━━━ Information shown

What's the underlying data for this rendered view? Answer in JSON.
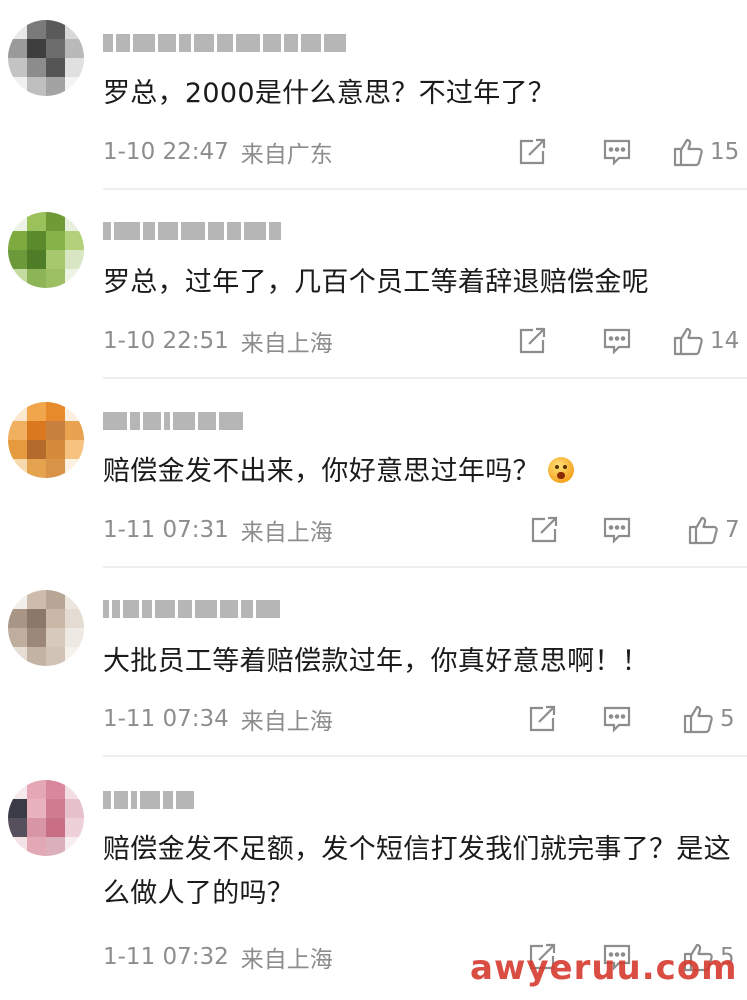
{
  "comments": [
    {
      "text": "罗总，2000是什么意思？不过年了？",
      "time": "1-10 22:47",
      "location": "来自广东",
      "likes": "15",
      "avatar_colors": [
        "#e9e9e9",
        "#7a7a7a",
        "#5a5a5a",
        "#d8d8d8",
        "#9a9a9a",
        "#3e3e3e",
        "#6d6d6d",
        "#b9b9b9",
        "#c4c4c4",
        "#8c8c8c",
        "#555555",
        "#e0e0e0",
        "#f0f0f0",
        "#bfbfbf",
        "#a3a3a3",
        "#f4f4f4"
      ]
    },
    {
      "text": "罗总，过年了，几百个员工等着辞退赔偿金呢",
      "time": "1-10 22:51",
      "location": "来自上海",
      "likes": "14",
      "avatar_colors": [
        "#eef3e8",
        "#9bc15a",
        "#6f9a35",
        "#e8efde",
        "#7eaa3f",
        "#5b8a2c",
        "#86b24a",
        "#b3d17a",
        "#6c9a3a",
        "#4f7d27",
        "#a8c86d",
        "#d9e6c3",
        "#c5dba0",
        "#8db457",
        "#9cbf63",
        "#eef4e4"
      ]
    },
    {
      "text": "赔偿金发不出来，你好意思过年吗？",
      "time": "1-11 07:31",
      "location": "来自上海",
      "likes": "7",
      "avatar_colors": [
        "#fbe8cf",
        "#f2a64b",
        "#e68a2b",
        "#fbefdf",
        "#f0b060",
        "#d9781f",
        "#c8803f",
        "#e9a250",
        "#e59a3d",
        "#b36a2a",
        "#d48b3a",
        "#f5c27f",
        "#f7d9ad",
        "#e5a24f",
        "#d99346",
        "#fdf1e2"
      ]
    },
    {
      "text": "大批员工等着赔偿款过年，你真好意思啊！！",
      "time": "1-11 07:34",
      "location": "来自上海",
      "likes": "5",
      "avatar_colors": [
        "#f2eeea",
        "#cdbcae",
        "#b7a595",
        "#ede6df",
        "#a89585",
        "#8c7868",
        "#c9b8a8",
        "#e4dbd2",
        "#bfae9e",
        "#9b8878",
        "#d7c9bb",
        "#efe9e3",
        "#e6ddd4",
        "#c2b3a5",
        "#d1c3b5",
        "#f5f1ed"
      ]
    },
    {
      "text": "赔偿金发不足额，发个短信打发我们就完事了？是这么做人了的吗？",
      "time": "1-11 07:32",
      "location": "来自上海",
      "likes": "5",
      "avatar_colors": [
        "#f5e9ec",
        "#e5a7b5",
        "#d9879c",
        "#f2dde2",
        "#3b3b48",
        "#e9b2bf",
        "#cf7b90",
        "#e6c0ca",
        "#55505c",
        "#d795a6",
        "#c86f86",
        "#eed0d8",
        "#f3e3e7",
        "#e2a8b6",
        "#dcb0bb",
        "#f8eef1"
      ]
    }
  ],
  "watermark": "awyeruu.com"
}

━━━━━━

Instruction
All preceding records should be duplicated verbatim, images excepted.

Right answer
What's the underlying data for this rendered view? Answer in JSON.
{
  "comments": [
    {
      "text": "罗总，2000是什么意思？不过年了？",
      "time": "1-10 22:47",
      "location": "来自广东",
      "likes": "15",
      "avatar_colors": [
        "#e9e9e9",
        "#7a7a7a",
        "#5a5a5a",
        "#d8d8d8",
        "#9a9a9a",
        "#3e3e3e",
        "#6d6d6d",
        "#b9b9b9",
        "#c4c4c4",
        "#8c8c8c",
        "#555555",
        "#e0e0e0",
        "#f0f0f0",
        "#bfbfbf",
        "#a3a3a3",
        "#f4f4f4"
      ]
    },
    {
      "text": "罗总，过年了，几百个员工等着辞退赔偿金呢",
      "time": "1-10 22:51",
      "location": "来自上海",
      "likes": "14",
      "avatar_colors": [
        "#eef3e8",
        "#9bc15a",
        "#6f9a35",
        "#e8efde",
        "#7eaa3f",
        "#5b8a2c",
        "#86b24a",
        "#b3d17a",
        "#6c9a3a",
        "#4f7d27",
        "#a8c86d",
        "#d9e6c3",
        "#c5dba0",
        "#8db457",
        "#9cbf63",
        "#eef4e4"
      ]
    },
    {
      "text": "赔偿金发不出来，你好意思过年吗？",
      "time": "1-11 07:31",
      "location": "来自上海",
      "likes": "7",
      "avatar_colors": [
        "#fbe8cf",
        "#f2a64b",
        "#e68a2b",
        "#fbefdf",
        "#f0b060",
        "#d9781f",
        "#c8803f",
        "#e9a250",
        "#e59a3d",
        "#b36a2a",
        "#d48b3a",
        "#f5c27f",
        "#f7d9ad",
        "#e5a24f",
        "#d99346",
        "#fdf1e2"
      ]
    },
    {
      "text": "大批员工等着赔偿款过年，你真好意思啊！！",
      "time": "1-11 07:34",
      "location": "来自上海",
      "likes": "5",
      "avatar_colors": [
        "#f2eeea",
        "#cdbcae",
        "#b7a595",
        "#ede6df",
        "#a89585",
        "#8c7868",
        "#c9b8a8",
        "#e4dbd2",
        "#bfae9e",
        "#9b8878",
        "#d7c9bb",
        "#efe9e3",
        "#e6ddd4",
        "#c2b3a5",
        "#d1c3b5",
        "#f5f1ed"
      ]
    },
    {
      "text": "赔偿金发不足额，发个短信打发我们就完事了？是这么做人了的吗？",
      "time": "1-11 07:32",
      "location": "来自上海",
      "likes": "5",
      "avatar_colors": [
        "#f5e9ec",
        "#e5a7b5",
        "#d9879c",
        "#f2dde2",
        "#3b3b48",
        "#e9b2bf",
        "#cf7b90",
        "#e6c0ca",
        "#55505c",
        "#d795a6",
        "#c86f86",
        "#eed0d8",
        "#f3e3e7",
        "#e2a8b6",
        "#dcb0bb",
        "#f8eef1"
      ]
    }
  ],
  "watermark": "awyeruu.com"
}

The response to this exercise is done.